*Challenge:* Retype all the entries word for word, but omit the pictures.

*Data shown:*

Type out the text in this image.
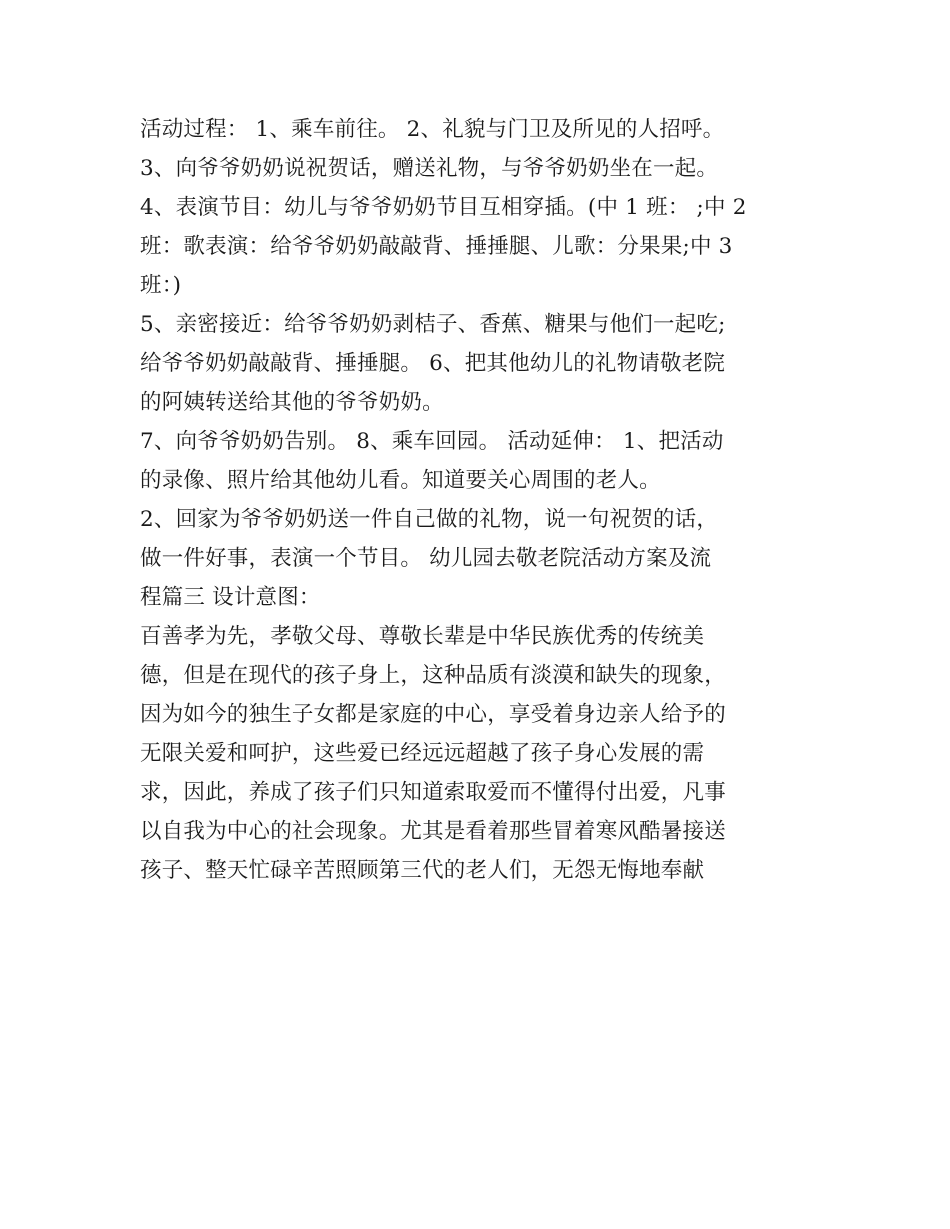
活动过程： 1、乘车前往。 2、礼貌与门卫及所见的人招呼。
3、向爷爷奶奶说祝贺话，赠送礼物，与爷爷奶奶坐在一起。
4、表演节目：幼儿与爷爷奶奶节目互相穿插。(中 1 班： ;中 2
班：歌表演：给爷爷奶奶敲敲背、捶捶腿、儿歌：分果果;中 3
班：)
5、亲密接近：给爷爷奶奶剥桔子、香蕉、糖果与他们一起吃;
给爷爷奶奶敲敲背、捶捶腿。 6、把其他幼儿的礼物请敬老院
的阿姨转送给其他的爷爷奶奶。
7、向爷爷奶奶告别。 8、乘车回园。 活动延伸： 1、把活动
的录像、照片给其他幼儿看。知道要关心周围的老人。
2、回家为爷爷奶奶送一件自己做的礼物，说一句祝贺的话，
做一件好事，表演一个节目。 幼儿园去敬老院活动方案及流
程篇三 设计意图：
百善孝为先，孝敬父母、尊敬长辈是中华民族优秀的传统美
德，但是在现代的孩子身上，这种品质有淡漠和缺失的现象，
因为如今的独生子女都是家庭的中心，享受着身边亲人给予的
无限关爱和呵护，这些爱已经远远超越了孩子身心发展的需
求，因此，养成了孩子们只知道索取爱而不懂得付出爱，凡事
以自我为中心的社会现象。尤其是看着那些冒着寒风酷暑接送
孩子、整天忙碌辛苦照顾第三代的老人们，无怨无悔地奉献
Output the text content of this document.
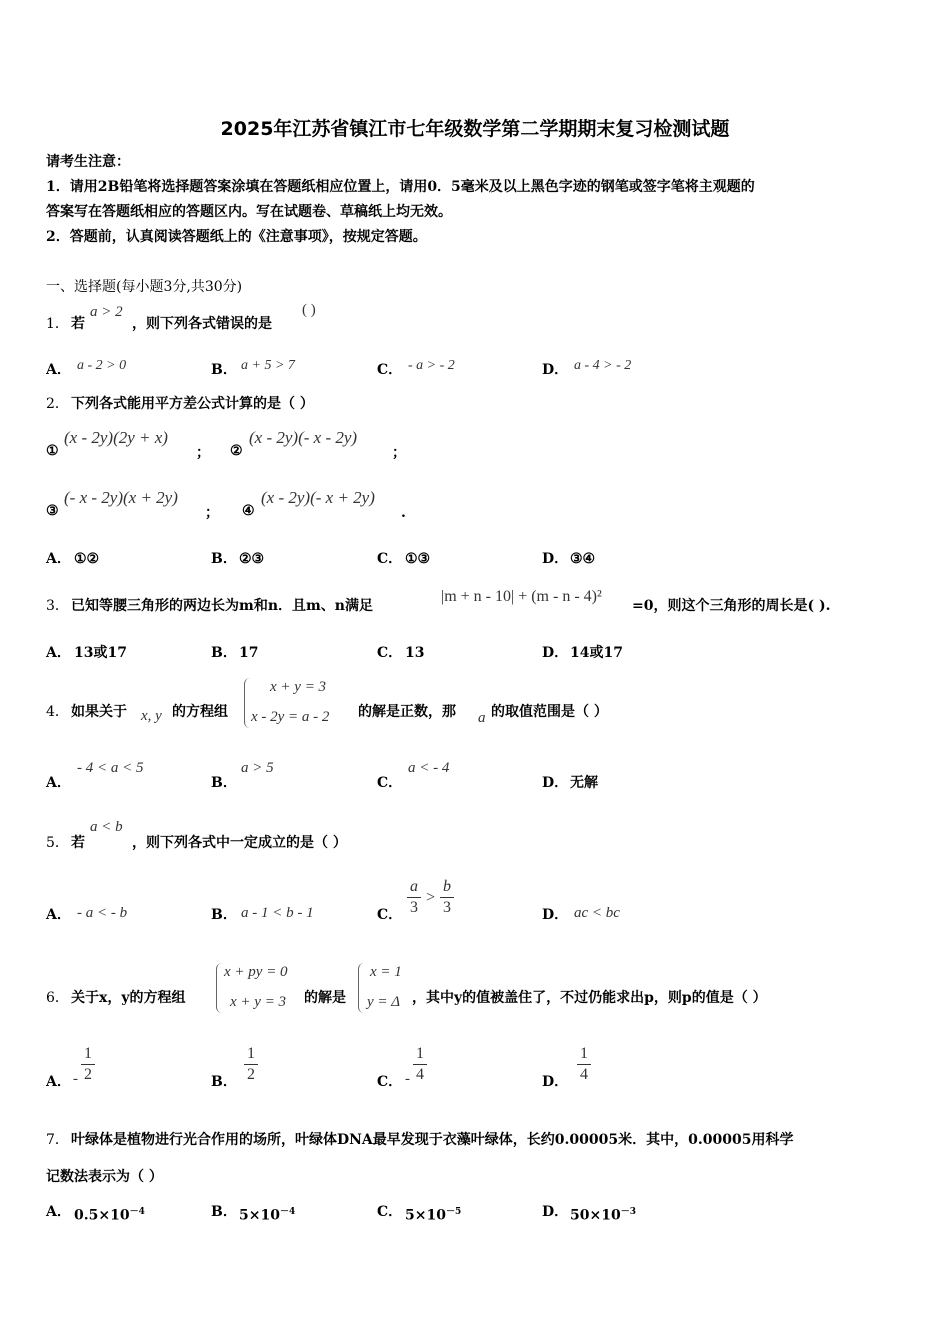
2025年江苏省镇江市七年级数学第二学期期末复习检测试题
请考生注意：
1．请用2B铅笔将选择题答案涂填在答题纸相应位置上，请用0．5毫米及以上黑色字迹的钢笔或签字笔将主观题的
答案写在答题纸相应的答题区内。写在试题卷、草稿纸上均无效。
2．答题前，认真阅读答题纸上的《注意事项》，按规定答题。
一、选择题(每小题3分,共30分)
1． 若
a > 2
，则下列各式错误的是
( )
A． a - 2 > 0	B． a + 5 > 7	C． - a > - 2	D． a - 4 > - 2
2． 下列各式能用平方差公式计算的是（ ）
①
(x - 2y)(2y + x)
； ②
(x - 2y)(- x - 2y)
；
③
(- x - 2y)(x + 2y)
； ④
(x - 2y)(- x + 2y)
.
A． ①②	B． ②③	C． ①③	D． ③④
3． 已知等腰三角形的两边长为m和n．且m、n满足
|m + n - 10| + (m - n - 4)²
=0，则这个三角形的周长是( ).
A． 13或17	B． 17	C． 13	D． 14或17
4． 如果关于 x, y 的方程组
x + y = 3
x - 2y = a - 2 的解是正数，那 a 的取值范围是（ ）
A．
- 4 < a < 5
B．
a > 5
C．
a < - 4
D． 无解
5． 若
a < b
，则下列各式中一定成立的是（ ）
A． - a < - b	B． a - 1 < b - 1	C．
a
3
>
b
3	D． ac < bc
6． 关于x，y的方程组
x + py = 0
x + y = 3 的解是
x = 1
y = Δ ，其中y的值被盖住了，不过仍能求出p，则p的值是（ ）
A． -
1
2	B．
1
2	C． -
1
4	D．
1
4
7． 叶绿体是植物进行光合作用的场所，叶绿体DNA最早发现于衣藻叶绿体，长约0.00005米．其中，0.00005用科学
记数法表示为（ ）
A． $0.5\times 10^{-4}$	B． $5\times 10^{-4}$	C． $5\times 10^{-5}$	D． $50\times 10^{-3}$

*Exercise output:*
Type out the text in this image.
活动过程： 1、乘车前往。 2、礼貌与门卫及所见的人招呼。
3、向爷爷奶奶说祝贺话，赠送礼物，与爷爷奶奶坐在一起。
4、表演节目：幼儿与爷爷奶奶节目互相穿插。(中 1 班： ;中 2
班：歌表演：给爷爷奶奶敲敲背、捶捶腿、儿歌：分果果;中 3
班：)
5、亲密接近：给爷爷奶奶剥桔子、香蕉、糖果与他们一起吃;
给爷爷奶奶敲敲背、捶捶腿。 6、把其他幼儿的礼物请敬老院
的阿姨转送给其他的爷爷奶奶。
7、向爷爷奶奶告别。 8、乘车回园。 活动延伸： 1、把活动
的录像、照片给其他幼儿看。知道要关心周围的老人。
2、回家为爷爷奶奶送一件自己做的礼物，说一句祝贺的话，
做一件好事，表演一个节目。 幼儿园去敬老院活动方案及流
程篇三 设计意图：
百善孝为先，孝敬父母、尊敬长辈是中华民族优秀的传统美
德，但是在现代的孩子身上，这种品质有淡漠和缺失的现象，
因为如今的独生子女都是家庭的中心，享受着身边亲人给予的
无限关爱和呵护，这些爱已经远远超越了孩子身心发展的需
求，因此，养成了孩子们只知道索取爱而不懂得付出爱，凡事
以自我为中心的社会现象。尤其是看着那些冒着寒风酷暑接送
孩子、整天忙碌辛苦照顾第三代的老人们，无怨无悔地奉献
Output the text content of this document.
2025年江苏省镇江市七年级数学第二学期期末复习检测试题
请考生注意：
1．请用2B铅笔将选择题答案涂填在答题纸相应位置上，请用0．5毫米及以上黑色字迹的钢笔或签字笔将主观题的
答案写在答题纸相应的答题区内。写在试题卷、草稿纸上均无效。
2．答题前，认真阅读答题纸上的《注意事项》，按规定答题。
一、选择题(每小题3分,共30分)
1． 若
a > 2
，则下列各式错误的是
( )
A． a - 2 > 0	B． a + 5 > 7	C． - a > - 2	D． a - 4 > - 2
2． 下列各式能用平方差公式计算的是（ ）
①
(x - 2y)(2y + x)
； ②
(x - 2y)(- x - 2y)
；
③
(- x - 2y)(x + 2y)
； ④
(x - 2y)(- x + 2y)
.
A． ①②	B． ②③	C． ①③	D． ③④
3． 已知等腰三角形的两边长为m和n．且m、n满足
|m + n - 10| + (m - n - 4)²
=0，则这个三角形的周长是( ).
A． 13或17	B． 17	C． 13	D． 14或17
4． 如果关于 x, y 的方程组
x + y = 3
x - 2y = a - 2 的解是正数，那 a 的取值范围是（ ）
A．
- 4 < a < 5
B．
a > 5
C．
a < - 4
D． 无解
5． 若
a < b
，则下列各式中一定成立的是（ ）
A． - a < - b	B． a - 1 < b - 1	C．
a
3
>
b
3	D． ac < bc
6． 关于x，y的方程组
x + py = 0
x + y = 3 的解是
x = 1
y = Δ ，其中y的值被盖住了，不过仍能求出p，则p的值是（ ）
A． -
1
2	B．
1
2	C． -
1
4	D．
1
4
7． 叶绿体是植物进行光合作用的场所，叶绿体DNA最早发现于衣藻叶绿体，长约0.00005米．其中，0.00005用科学
记数法表示为（ ）
A． $0.5\times 10^{-4}$	B． $5\times 10^{-4}$	C． $5\times 10^{-5}$	D． $50\times 10^{-3}$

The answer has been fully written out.